--- START OF SOURCE DATA ---
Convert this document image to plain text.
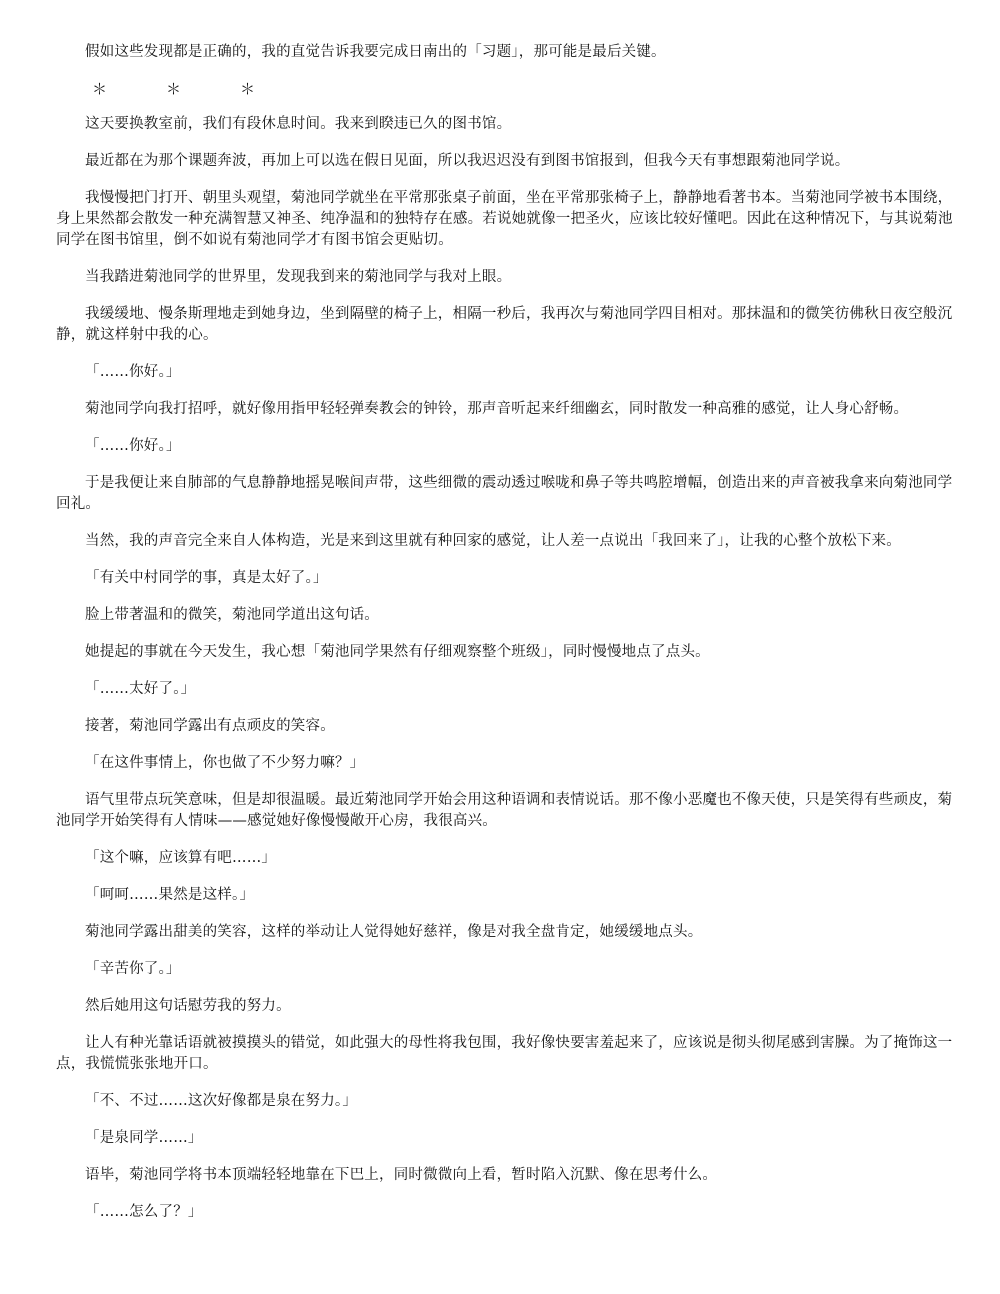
假如这些发现都是正确的，我的直觉告诉我要完成日南出的「习题」，那可能是最后关键。

＊　＊　＊

这天要换教室前，我们有段休息时间。我来到睽违已久的图书馆。

最近都在为那个课题奔波，再加上可以选在假日见面，所以我迟迟没有到图书馆报到，但我今天有事想跟菊池同学说。

我慢慢把门打开、朝里头观望，菊池同学就坐在平常那张桌子前面，坐在平常那张椅子上，静静地看著书本。当菊池同学被书本围绕，身上果然都会散发一种充满智慧又神圣、纯净温和的独特存在感。若说她就像一把圣火，应该比较好懂吧。因此在这种情况下，与其说菊池同学在图书馆里，倒不如说有菊池同学才有图书馆会更贴切。

当我踏进菊池同学的世界里，发现我到来的菊池同学与我对上眼。

我缓缓地、慢条斯理地走到她身边，坐到隔壁的椅子上，相隔一秒后，我再次与菊池同学四目相对。那抹温和的微笑彷佛秋日夜空般沉静，就这样射中我的心。

「……你好。」

菊池同学向我打招呼，就好像用指甲轻轻弹奏教会的钟铃，那声音听起来纤细幽玄，同时散发一种高雅的感觉，让人身心舒畅。

「……你好。」

于是我便让来自肺部的气息静静地摇晃喉间声带，这些细微的震动透过喉咙和鼻子等共鸣腔增幅，创造出来的声音被我拿来向菊池同学回礼。

当然，我的声音完全来自人体构造，光是来到这里就有种回家的感觉，让人差一点说出「我回来了」，让我的心整个放松下来。

「有关中村同学的事，真是太好了。」

脸上带著温和的微笑，菊池同学道出这句话。

她提起的事就在今天发生，我心想「菊池同学果然有仔细观察整个班级」，同时慢慢地点了点头。

「……太好了。」

接著，菊池同学露出有点顽皮的笑容。

「在这件事情上，你也做了不少努力嘛？」

语气里带点玩笑意味，但是却很温暖。最近菊池同学开始会用这种语调和表情说话。那不像小恶魔也不像天使，只是笑得有些顽皮，菊池同学开始笑得有人情味——感觉她好像慢慢敞开心房，我很高兴。

「这个嘛，应该算有吧……」

「呵呵……果然是这样。」

菊池同学露出甜美的笑容，这样的举动让人觉得她好慈祥，像是对我全盘肯定，她缓缓地点头。

「辛苦你了。」

然后她用这句话慰劳我的努力。

让人有种光靠话语就被摸摸头的错觉，如此强大的母性将我包围，我好像快要害羞起来了，应该说是彻头彻尾感到害臊。为了掩饰这一点，我慌慌张张地开口。

「不、不过……这次好像都是泉在努力。」

「是泉同学……」

语毕，菊池同学将书本顶端轻轻地靠在下巴上，同时微微向上看，暂时陷入沉默、像在思考什么。

「……怎么了？」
--- END OF SOURCE DATA ---
(WHAT TO DO): Transcribe all the lines above exactly, apart from the pictures.

(SOLUTION TO THIS TASK):
Convert this document image to plain text.
假如这些发现都是正确的，我的直觉告诉我要完成日南出的「习题」，那可能是最后关键。

＊　＊　＊

这天要换教室前，我们有段休息时间。我来到睽违已久的图书馆。

最近都在为那个课题奔波，再加上可以选在假日见面，所以我迟迟没有到图书馆报到，但我今天有事想跟菊池同学说。

我慢慢把门打开、朝里头观望，菊池同学就坐在平常那张桌子前面，坐在平常那张椅子上，静静地看著书本。当菊池同学被书本围绕，身上果然都会散发一种充满智慧又神圣、纯净温和的独特存在感。若说她就像一把圣火，应该比较好懂吧。因此在这种情况下，与其说菊池同学在图书馆里，倒不如说有菊池同学才有图书馆会更贴切。

当我踏进菊池同学的世界里，发现我到来的菊池同学与我对上眼。

我缓缓地、慢条斯理地走到她身边，坐到隔壁的椅子上，相隔一秒后，我再次与菊池同学四目相对。那抹温和的微笑彷佛秋日夜空般沉静，就这样射中我的心。

「……你好。」

菊池同学向我打招呼，就好像用指甲轻轻弹奏教会的钟铃，那声音听起来纤细幽玄，同时散发一种高雅的感觉，让人身心舒畅。

「……你好。」

于是我便让来自肺部的气息静静地摇晃喉间声带，这些细微的震动透过喉咙和鼻子等共鸣腔增幅，创造出来的声音被我拿来向菊池同学回礼。

当然，我的声音完全来自人体构造，光是来到这里就有种回家的感觉，让人差一点说出「我回来了」，让我的心整个放松下来。

「有关中村同学的事，真是太好了。」

脸上带著温和的微笑，菊池同学道出这句话。

她提起的事就在今天发生，我心想「菊池同学果然有仔细观察整个班级」，同时慢慢地点了点头。

「……太好了。」

接著，菊池同学露出有点顽皮的笑容。

「在这件事情上，你也做了不少努力嘛？」

语气里带点玩笑意味，但是却很温暖。最近菊池同学开始会用这种语调和表情说话。那不像小恶魔也不像天使，只是笑得有些顽皮，菊池同学开始笑得有人情味——感觉她好像慢慢敞开心房，我很高兴。

「这个嘛，应该算有吧……」

「呵呵……果然是这样。」

菊池同学露出甜美的笑容，这样的举动让人觉得她好慈祥，像是对我全盘肯定，她缓缓地点头。

「辛苦你了。」

然后她用这句话慰劳我的努力。

让人有种光靠话语就被摸摸头的错觉，如此强大的母性将我包围，我好像快要害羞起来了，应该说是彻头彻尾感到害臊。为了掩饰这一点，我慌慌张张地开口。

「不、不过……这次好像都是泉在努力。」

「是泉同学……」

语毕，菊池同学将书本顶端轻轻地靠在下巴上，同时微微向上看，暂时陷入沉默、像在思考什么。

「……怎么了？」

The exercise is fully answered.